--- start RECORDS TO PROCESS ---

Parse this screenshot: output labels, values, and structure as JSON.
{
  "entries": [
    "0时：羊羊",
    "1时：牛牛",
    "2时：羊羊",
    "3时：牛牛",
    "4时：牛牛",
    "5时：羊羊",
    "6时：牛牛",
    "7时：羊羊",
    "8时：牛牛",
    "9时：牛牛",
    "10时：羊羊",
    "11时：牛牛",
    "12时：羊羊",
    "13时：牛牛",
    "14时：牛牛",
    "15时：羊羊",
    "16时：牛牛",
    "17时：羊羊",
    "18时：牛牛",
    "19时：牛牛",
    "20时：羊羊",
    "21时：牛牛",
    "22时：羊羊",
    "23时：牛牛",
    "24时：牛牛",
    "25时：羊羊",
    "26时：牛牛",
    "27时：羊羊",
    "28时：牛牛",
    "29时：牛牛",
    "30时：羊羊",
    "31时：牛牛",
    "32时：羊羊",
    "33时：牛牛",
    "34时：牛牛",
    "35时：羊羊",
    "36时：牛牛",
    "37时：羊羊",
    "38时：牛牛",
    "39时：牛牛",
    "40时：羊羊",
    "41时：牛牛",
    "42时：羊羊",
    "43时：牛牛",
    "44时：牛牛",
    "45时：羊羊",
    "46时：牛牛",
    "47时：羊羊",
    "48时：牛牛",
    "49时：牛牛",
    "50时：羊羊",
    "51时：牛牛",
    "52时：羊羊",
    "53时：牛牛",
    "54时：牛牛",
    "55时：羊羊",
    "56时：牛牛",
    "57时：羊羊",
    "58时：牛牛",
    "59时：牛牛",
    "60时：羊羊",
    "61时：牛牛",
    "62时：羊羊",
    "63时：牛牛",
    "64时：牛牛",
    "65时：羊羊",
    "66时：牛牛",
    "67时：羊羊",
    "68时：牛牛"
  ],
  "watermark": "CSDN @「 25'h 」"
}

--- end RECORDS TO PROCESS ---

> _TASK GOAL_
Extract the listing in its entirety, matching it exactly.

> _THE REPLY_
Parse this screenshot: output labels, values, and structure as JSON.
{
  "entries": [
    "0时：羊羊",
    "1时：牛牛",
    "2时：羊羊",
    "3时：牛牛",
    "4时：牛牛",
    "5时：羊羊",
    "6时：牛牛",
    "7时：羊羊",
    "8时：牛牛",
    "9时：牛牛",
    "10时：羊羊",
    "11时：牛牛",
    "12时：羊羊",
    "13时：牛牛",
    "14时：牛牛",
    "15时：羊羊",
    "16时：牛牛",
    "17时：羊羊",
    "18时：牛牛",
    "19时：牛牛",
    "20时：羊羊",
    "21时：牛牛",
    "22时：羊羊",
    "23时：牛牛",
    "24时：牛牛",
    "25时：羊羊",
    "26时：牛牛",
    "27时：羊羊",
    "28时：牛牛",
    "29时：牛牛",
    "30时：羊羊",
    "31时：牛牛",
    "32时：羊羊",
    "33时：牛牛",
    "34时：牛牛",
    "35时：羊羊",
    "36时：牛牛",
    "37时：羊羊",
    "38时：牛牛",
    "39时：牛牛",
    "40时：羊羊",
    "41时：牛牛",
    "42时：羊羊",
    "43时：牛牛",
    "44时：牛牛",
    "45时：羊羊",
    "46时：牛牛",
    "47时：羊羊",
    "48时：牛牛",
    "49时：牛牛",
    "50时：羊羊",
    "51时：牛牛",
    "52时：羊羊",
    "53时：牛牛",
    "54时：牛牛",
    "55时：羊羊",
    "56时：牛牛",
    "57时：羊羊",
    "58时：牛牛",
    "59时：牛牛",
    "60时：羊羊",
    "61时：牛牛",
    "62时：羊羊",
    "63时：牛牛",
    "64时：牛牛",
    "65时：羊羊",
    "66时：牛牛",
    "67时：羊羊",
    "68时：牛牛"
  ],
  "watermark": "CSDN @「 25'h 」"
}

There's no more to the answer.